• [REQUEST]
Every line below that contains "this" is to be copied.

• [DATA EXCERPTS]
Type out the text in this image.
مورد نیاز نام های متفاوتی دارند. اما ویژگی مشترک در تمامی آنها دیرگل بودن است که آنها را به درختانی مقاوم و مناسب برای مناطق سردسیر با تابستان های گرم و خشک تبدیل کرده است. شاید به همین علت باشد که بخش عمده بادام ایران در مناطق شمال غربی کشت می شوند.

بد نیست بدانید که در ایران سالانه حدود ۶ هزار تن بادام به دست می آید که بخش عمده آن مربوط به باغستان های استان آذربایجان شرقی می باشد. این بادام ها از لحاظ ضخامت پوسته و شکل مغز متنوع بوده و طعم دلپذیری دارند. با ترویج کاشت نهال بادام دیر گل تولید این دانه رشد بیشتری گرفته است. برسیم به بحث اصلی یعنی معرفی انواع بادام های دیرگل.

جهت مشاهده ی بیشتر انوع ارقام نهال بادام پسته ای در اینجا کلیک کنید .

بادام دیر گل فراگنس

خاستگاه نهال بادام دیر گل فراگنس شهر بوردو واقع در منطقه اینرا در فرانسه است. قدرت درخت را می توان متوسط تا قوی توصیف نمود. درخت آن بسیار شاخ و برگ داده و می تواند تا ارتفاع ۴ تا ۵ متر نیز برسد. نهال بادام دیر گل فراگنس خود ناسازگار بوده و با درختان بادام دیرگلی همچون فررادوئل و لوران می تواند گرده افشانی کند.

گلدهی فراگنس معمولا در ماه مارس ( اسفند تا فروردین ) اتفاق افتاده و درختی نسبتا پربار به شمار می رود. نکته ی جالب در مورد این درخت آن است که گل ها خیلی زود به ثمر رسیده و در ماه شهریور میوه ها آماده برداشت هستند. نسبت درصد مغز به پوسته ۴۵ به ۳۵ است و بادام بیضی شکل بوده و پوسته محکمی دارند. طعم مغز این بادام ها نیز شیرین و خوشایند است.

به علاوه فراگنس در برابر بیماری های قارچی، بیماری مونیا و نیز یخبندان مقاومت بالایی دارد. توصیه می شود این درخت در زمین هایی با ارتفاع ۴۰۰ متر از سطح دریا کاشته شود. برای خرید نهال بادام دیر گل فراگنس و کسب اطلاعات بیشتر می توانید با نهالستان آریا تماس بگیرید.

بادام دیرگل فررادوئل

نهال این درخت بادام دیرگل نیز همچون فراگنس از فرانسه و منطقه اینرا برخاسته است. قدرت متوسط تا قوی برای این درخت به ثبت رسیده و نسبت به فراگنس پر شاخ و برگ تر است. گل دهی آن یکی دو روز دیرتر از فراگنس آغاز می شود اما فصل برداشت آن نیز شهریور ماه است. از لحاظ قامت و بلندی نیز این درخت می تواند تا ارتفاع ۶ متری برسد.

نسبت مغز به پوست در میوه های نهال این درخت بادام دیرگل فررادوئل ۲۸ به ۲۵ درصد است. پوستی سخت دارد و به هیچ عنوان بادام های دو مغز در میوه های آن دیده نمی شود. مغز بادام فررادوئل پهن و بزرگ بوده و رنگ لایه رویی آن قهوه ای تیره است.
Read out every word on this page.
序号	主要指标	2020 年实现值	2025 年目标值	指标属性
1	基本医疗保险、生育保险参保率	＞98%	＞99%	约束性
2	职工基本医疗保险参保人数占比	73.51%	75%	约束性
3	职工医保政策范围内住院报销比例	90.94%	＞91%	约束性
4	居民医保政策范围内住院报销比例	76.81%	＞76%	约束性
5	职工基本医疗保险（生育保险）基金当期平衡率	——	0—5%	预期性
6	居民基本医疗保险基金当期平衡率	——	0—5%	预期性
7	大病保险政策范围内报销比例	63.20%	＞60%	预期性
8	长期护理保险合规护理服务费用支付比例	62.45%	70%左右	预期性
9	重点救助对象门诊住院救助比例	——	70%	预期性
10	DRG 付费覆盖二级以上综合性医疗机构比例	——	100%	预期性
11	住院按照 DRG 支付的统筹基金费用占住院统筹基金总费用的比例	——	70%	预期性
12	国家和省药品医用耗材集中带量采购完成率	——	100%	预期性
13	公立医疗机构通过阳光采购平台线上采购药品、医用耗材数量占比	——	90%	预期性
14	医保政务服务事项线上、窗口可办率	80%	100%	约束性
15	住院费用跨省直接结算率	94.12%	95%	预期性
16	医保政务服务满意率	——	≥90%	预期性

• [RESPONSE]
Type out the text in this image.
Read out every word on this page.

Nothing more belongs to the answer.